╭──

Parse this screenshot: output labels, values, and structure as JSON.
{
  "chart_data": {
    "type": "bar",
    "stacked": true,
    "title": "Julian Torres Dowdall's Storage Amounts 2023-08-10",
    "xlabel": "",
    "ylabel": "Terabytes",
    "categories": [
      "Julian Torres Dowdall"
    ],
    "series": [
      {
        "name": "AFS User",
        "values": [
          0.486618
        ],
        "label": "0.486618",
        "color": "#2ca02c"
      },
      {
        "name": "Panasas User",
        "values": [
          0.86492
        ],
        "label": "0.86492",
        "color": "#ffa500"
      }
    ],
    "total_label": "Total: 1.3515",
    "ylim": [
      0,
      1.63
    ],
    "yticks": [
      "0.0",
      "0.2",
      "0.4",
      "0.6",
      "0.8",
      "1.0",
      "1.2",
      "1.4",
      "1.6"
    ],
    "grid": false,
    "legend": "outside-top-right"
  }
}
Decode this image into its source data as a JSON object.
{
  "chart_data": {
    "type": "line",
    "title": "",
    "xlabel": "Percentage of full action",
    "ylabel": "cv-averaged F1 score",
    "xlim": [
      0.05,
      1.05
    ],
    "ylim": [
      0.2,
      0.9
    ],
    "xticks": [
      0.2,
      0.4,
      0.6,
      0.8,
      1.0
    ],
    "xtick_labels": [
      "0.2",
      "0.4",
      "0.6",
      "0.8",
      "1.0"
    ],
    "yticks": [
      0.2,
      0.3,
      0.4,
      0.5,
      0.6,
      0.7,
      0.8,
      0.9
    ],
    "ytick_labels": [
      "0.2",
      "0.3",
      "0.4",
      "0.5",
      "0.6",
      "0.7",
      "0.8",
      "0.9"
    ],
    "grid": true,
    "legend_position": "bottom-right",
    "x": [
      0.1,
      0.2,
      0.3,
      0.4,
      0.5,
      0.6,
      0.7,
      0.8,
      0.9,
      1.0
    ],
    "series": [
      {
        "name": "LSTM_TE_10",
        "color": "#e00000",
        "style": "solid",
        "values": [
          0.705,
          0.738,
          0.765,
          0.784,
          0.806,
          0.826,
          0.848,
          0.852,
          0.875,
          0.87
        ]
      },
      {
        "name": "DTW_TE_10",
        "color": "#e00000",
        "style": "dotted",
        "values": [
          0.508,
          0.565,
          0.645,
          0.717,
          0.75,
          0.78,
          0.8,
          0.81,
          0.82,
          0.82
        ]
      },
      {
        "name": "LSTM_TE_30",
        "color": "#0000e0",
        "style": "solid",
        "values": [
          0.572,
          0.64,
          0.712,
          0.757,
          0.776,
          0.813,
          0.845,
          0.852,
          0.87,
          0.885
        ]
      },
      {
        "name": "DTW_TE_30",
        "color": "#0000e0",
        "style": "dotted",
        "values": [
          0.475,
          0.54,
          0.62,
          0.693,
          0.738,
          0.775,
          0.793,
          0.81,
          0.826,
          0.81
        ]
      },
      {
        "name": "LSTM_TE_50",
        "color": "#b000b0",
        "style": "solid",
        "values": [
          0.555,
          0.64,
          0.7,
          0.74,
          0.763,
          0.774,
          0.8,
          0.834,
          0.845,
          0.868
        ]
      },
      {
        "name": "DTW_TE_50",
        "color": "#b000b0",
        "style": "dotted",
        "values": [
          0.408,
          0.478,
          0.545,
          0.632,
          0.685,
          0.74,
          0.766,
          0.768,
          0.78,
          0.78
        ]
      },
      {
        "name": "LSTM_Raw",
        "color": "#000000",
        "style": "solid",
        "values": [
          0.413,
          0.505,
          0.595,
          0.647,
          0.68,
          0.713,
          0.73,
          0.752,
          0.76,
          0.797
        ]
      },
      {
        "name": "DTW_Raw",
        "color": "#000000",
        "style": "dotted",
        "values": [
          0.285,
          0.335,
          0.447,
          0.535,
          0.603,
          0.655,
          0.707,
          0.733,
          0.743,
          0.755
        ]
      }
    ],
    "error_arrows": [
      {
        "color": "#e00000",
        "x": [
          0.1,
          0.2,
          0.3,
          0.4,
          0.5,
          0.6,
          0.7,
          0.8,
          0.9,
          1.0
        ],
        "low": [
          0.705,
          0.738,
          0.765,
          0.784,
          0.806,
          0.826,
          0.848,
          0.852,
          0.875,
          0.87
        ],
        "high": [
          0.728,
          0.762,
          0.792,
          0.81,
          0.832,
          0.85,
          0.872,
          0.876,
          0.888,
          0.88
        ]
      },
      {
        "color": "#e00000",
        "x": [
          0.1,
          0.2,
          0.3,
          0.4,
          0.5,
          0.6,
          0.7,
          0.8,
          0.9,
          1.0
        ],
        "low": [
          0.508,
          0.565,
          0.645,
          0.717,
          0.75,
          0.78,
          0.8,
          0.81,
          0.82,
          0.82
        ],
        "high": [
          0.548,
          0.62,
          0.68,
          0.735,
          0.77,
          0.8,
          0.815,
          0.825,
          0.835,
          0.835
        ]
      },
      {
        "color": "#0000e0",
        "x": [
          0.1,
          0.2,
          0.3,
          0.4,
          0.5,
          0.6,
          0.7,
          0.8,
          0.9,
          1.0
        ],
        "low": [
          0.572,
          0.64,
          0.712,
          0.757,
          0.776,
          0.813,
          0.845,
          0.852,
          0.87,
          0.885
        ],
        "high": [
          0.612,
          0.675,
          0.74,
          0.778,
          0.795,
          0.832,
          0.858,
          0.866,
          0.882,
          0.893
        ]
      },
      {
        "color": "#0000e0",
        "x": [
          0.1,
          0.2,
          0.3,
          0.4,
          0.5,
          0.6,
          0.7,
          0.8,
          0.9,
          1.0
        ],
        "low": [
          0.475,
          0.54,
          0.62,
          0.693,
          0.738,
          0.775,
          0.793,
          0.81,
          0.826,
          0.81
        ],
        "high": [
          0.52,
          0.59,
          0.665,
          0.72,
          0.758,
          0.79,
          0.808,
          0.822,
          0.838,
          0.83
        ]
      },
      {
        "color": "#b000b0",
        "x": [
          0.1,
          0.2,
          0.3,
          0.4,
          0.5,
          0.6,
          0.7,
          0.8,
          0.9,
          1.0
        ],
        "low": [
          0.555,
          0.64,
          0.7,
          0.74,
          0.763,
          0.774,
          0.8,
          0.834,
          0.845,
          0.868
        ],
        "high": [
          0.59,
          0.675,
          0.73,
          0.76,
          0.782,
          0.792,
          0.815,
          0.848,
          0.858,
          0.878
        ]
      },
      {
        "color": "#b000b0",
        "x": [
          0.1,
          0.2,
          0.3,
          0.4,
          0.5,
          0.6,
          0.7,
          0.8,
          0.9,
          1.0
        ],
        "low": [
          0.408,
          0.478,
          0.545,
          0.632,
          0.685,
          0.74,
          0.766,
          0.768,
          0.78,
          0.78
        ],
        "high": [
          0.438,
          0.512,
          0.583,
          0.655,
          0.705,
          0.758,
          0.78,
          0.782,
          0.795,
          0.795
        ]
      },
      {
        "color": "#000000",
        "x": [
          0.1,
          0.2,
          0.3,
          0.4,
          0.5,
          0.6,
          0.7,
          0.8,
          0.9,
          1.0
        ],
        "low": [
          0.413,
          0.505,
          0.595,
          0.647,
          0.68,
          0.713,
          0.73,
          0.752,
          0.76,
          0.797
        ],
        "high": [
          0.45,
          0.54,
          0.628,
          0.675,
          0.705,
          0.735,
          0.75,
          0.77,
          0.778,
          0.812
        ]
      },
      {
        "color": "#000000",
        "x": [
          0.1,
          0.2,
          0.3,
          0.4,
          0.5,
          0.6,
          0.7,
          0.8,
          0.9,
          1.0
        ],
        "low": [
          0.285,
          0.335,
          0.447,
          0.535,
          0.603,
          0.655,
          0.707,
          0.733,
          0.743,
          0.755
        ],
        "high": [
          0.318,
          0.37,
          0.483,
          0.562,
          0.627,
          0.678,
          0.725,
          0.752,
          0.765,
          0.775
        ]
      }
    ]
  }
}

╰──

SHORT TASK: Find the word "Dowdall" in the records and pull out each line that has it.

FINAL ANSWER:
    "title": "Julian Torres Dowdall's Storage Amounts 2023-08-10",
      "Julian Torres Dowdall"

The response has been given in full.